WHAT THE TASK ASKS.
Copy every item below word for word, keeping each line as it stands.

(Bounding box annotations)
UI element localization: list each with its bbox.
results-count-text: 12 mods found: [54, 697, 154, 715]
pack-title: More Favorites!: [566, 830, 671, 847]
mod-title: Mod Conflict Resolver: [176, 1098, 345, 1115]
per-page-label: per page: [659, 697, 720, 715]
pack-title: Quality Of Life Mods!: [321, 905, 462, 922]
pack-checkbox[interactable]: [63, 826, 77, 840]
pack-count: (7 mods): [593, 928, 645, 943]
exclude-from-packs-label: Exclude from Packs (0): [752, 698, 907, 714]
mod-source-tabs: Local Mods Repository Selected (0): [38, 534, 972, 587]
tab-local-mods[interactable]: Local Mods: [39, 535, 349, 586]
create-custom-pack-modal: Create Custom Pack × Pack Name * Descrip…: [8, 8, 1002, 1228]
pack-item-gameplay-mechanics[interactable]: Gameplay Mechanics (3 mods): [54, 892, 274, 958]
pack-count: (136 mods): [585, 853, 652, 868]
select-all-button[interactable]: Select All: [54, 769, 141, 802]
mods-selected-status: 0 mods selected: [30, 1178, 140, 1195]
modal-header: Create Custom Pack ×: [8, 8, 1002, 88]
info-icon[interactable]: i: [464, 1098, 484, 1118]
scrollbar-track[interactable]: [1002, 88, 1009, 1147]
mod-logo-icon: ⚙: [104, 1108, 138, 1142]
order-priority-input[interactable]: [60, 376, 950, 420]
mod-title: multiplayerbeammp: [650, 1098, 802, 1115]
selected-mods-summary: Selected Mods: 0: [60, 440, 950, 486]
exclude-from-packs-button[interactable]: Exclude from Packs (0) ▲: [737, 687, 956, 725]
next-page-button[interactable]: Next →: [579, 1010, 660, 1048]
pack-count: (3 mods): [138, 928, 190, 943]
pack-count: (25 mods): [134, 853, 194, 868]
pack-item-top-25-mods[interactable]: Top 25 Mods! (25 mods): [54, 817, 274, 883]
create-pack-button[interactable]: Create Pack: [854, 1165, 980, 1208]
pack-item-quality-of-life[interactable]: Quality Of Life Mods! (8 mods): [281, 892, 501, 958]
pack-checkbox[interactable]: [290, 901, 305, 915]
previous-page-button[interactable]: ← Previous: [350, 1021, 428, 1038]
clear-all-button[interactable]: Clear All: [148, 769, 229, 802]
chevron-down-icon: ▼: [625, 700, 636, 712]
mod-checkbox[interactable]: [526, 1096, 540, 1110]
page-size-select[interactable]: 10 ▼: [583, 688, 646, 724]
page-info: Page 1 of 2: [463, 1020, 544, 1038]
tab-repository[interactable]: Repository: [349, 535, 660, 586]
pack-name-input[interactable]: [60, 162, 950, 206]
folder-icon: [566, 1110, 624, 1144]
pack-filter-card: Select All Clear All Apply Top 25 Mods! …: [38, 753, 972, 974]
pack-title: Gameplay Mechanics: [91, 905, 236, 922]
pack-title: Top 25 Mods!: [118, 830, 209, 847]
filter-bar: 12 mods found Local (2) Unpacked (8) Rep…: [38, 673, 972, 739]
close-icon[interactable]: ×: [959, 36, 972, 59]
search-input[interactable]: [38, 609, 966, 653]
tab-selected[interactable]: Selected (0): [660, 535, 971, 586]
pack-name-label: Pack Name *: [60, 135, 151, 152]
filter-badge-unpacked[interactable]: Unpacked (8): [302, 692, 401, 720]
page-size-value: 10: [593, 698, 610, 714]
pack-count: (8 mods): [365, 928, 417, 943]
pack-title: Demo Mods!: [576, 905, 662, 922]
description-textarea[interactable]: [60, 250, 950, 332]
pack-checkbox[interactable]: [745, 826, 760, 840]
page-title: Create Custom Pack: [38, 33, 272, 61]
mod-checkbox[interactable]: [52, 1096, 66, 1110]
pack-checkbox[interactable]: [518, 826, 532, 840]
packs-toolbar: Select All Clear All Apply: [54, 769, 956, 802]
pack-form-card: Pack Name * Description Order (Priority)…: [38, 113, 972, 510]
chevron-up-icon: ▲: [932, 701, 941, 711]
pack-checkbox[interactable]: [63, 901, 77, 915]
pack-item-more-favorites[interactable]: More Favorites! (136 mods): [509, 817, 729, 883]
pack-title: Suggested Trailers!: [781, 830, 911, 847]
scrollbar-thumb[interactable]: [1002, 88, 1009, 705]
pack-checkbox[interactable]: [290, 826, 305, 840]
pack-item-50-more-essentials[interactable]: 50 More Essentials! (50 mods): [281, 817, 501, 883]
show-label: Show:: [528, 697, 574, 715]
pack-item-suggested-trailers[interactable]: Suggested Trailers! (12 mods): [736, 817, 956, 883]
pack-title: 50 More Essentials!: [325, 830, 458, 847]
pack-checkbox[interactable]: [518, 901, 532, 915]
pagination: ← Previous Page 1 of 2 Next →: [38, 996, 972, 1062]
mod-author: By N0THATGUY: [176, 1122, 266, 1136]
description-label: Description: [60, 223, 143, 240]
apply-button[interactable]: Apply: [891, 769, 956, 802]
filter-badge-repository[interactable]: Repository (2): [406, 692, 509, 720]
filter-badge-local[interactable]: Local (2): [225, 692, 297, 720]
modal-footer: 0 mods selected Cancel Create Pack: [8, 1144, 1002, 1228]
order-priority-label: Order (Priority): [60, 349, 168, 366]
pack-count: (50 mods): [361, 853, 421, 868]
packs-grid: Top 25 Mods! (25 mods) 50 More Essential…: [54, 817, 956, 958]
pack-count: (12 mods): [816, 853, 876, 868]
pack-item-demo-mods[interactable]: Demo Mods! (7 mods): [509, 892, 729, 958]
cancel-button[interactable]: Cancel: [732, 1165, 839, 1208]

CORRECT RESULT.
UI element localization: list each with its bbox.
results-count-text: 12 mods found: [54, 697, 154, 715]
pack-title: More Favorites!: [566, 830, 671, 847]
mod-title: Mod Conflict Resolver: [176, 1098, 345, 1115]
per-page-label: per page: [659, 697, 720, 715]
pack-title: Quality Of Life Mods!: [321, 905, 462, 922]
pack-checkbox[interactable]: [63, 826, 77, 840]
pack-count: (7 mods): [593, 928, 645, 943]
exclude-from-packs-label: Exclude from Packs (0): [752, 698, 907, 714]
mod-source-tabs: Local Mods Repository Selected (0): [38, 534, 972, 587]
tab-local-mods[interactable]: Local Mods: [39, 535, 349, 586]
create-custom-pack-modal: Create Custom Pack × Pack Name * Descrip…: [8, 8, 1002, 1228]
pack-item-gameplay-mechanics[interactable]: Gameplay Mechanics (3 mods): [54, 892, 274, 958]
pack-count: (136 mods): [585, 853, 652, 868]
select-all-button[interactable]: Select All: [54, 769, 141, 802]
mods-selected-status: 0 mods selected: [30, 1178, 140, 1195]
modal-header: Create Custom Pack ×: [8, 8, 1002, 88]
info-icon[interactable]: i: [464, 1098, 484, 1118]
scrollbar-track[interactable]: [1002, 88, 1009, 1147]
mod-logo-icon: ⚙: [104, 1108, 138, 1142]
order-priority-input[interactable]: [60, 376, 950, 420]
mod-title: multiplayerbeammp: [650, 1098, 802, 1115]
selected-mods-summary: Selected Mods: 0: [60, 440, 950, 486]
exclude-from-packs-button[interactable]: Exclude from Packs (0) ▲: [737, 687, 956, 725]
next-page-button[interactable]: Next →: [579, 1010, 660, 1048]
pack-count: (3 mods): [138, 928, 190, 943]
pack-count: (25 mods): [134, 853, 194, 868]
pack-item-top-25-mods[interactable]: Top 25 Mods! (25 mods): [54, 817, 274, 883]
create-pack-button[interactable]: Create Pack: [854, 1165, 980, 1208]
pack-item-quality-of-life[interactable]: Quality Of Life Mods! (8 mods): [281, 892, 501, 958]
pack-checkbox[interactable]: [290, 901, 305, 915]
previous-page-button[interactable]: ← Previous: [350, 1021, 428, 1038]
clear-all-button[interactable]: Clear All: [148, 769, 229, 802]
chevron-down-icon: ▼: [625, 700, 636, 712]
mod-checkbox[interactable]: [526, 1096, 540, 1110]
page-size-select[interactable]: 10 ▼: [583, 688, 646, 724]
page-info: Page 1 of 2: [463, 1020, 544, 1038]
tab-repository[interactable]: Repository: [349, 535, 660, 586]
pack-name-input[interactable]: [60, 162, 950, 206]
folder-icon: [566, 1110, 624, 1144]
pack-filter-card: Select All Clear All Apply Top 25 Mods! …: [38, 753, 972, 974]
pack-title: Gameplay Mechanics: [91, 905, 236, 922]
pack-title: Top 25 Mods!: [118, 830, 209, 847]
filter-bar: 12 mods found Local (2) Unpacked (8) Rep…: [38, 673, 972, 739]
close-icon[interactable]: ×: [959, 36, 972, 59]
search-input[interactable]: [38, 609, 966, 653]
tab-selected[interactable]: Selected (0): [660, 535, 971, 586]
pack-name-label: Pack Name *: [60, 135, 151, 152]
filter-badge-unpacked[interactable]: Unpacked (8): [302, 692, 401, 720]
page-size-value: 10: [593, 698, 610, 714]
pack-count: (8 mods): [365, 928, 417, 943]
pack-title: Demo Mods!: [576, 905, 662, 922]
description-textarea[interactable]: [60, 250, 950, 332]
pack-checkbox[interactable]: [745, 826, 760, 840]
page-title: Create Custom Pack: [38, 33, 272, 61]
mod-checkbox[interactable]: [52, 1096, 66, 1110]
pack-checkbox[interactable]: [518, 826, 532, 840]
packs-toolbar: Select All Clear All Apply: [54, 769, 956, 802]
pack-form-card: Pack Name * Description Order (Priority)…: [38, 113, 972, 510]
chevron-up-icon: ▲: [932, 701, 941, 711]
pack-checkbox[interactable]: [63, 901, 77, 915]
pack-item-more-favorites[interactable]: More Favorites! (136 mods): [509, 817, 729, 883]
pack-title: Suggested Trailers!: [781, 830, 911, 847]
scrollbar-thumb[interactable]: [1002, 88, 1009, 705]
pack-checkbox[interactable]: [290, 826, 305, 840]
pack-item-50-more-essentials[interactable]: 50 More Essentials! (50 mods): [281, 817, 501, 883]
show-label: Show:: [528, 697, 574, 715]
pack-item-suggested-trailers[interactable]: Suggested Trailers! (12 mods): [736, 817, 956, 883]
pack-title: 50 More Essentials!: [325, 830, 458, 847]
pack-checkbox[interactable]: [518, 901, 532, 915]
pagination: ← Previous Page 1 of 2 Next →: [38, 996, 972, 1062]
mod-author: By N0THATGUY: [176, 1122, 266, 1136]
description-label: Description: [60, 223, 143, 240]
apply-button[interactable]: Apply: [891, 769, 956, 802]
filter-badge-repository[interactable]: Repository (2): [406, 692, 509, 720]
filter-badge-local[interactable]: Local (2): [225, 692, 297, 720]
modal-footer: 0 mods selected Cancel Create Pack: [8, 1144, 1002, 1228]
order-priority-label: Order (Priority): [60, 349, 168, 366]
pack-count: (50 mods): [361, 853, 421, 868]
packs-grid: Top 25 Mods! (25 mods) 50 More Essential…: [54, 817, 956, 958]
pack-count: (12 mods): [816, 853, 876, 868]
pack-item-demo-mods[interactable]: Demo Mods! (7 mods): [509, 892, 729, 958]
cancel-button[interactable]: Cancel: [732, 1165, 839, 1208]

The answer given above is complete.